**THE PROBLEM**
From the listing below, copy every line with the word "Επιτόκια".

+ + + + + + +

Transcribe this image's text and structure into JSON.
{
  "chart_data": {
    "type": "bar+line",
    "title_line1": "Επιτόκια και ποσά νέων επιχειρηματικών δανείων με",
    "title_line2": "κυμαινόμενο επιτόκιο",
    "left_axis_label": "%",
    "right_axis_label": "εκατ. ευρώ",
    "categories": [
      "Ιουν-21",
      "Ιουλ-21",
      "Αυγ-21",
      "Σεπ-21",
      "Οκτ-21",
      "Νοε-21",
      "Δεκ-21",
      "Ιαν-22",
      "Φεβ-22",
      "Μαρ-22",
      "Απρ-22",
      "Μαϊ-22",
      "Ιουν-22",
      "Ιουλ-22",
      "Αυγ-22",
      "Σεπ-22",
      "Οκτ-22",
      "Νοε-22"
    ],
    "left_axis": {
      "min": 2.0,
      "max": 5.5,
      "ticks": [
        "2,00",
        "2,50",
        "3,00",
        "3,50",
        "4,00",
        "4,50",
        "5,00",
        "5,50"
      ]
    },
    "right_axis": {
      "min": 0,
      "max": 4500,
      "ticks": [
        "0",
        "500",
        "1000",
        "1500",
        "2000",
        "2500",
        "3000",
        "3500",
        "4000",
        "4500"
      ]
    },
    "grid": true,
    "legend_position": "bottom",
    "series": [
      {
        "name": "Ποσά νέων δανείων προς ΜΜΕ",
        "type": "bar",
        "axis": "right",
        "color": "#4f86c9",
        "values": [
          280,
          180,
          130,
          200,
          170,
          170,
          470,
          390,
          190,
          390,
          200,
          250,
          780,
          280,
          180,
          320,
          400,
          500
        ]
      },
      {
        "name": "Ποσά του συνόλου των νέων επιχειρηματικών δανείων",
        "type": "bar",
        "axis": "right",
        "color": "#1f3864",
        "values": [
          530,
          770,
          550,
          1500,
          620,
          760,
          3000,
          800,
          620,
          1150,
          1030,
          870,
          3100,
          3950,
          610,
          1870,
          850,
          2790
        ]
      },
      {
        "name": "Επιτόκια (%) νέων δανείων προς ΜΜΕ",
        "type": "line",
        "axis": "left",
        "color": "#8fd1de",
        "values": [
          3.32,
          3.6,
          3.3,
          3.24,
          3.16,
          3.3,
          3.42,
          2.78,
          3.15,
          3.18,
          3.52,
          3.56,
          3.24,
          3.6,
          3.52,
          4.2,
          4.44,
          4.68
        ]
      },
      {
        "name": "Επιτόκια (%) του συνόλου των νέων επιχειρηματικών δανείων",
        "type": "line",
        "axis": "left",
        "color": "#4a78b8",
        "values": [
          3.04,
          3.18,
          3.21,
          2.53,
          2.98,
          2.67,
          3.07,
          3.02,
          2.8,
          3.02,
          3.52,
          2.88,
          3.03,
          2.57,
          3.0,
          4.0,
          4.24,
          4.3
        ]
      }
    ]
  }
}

+ + + + + + +

**EXERCISE RESPONSE**
    "title_line1": "Επιτόκια και ποσά νέων επιχειρηματικών δανείων με",
        "name": "Επιτόκια (%) νέων δανείων προς ΜΜΕ",
        "name": "Επιτόκια (%) του συνόλου των νέων επιχειρηματικών δανείων",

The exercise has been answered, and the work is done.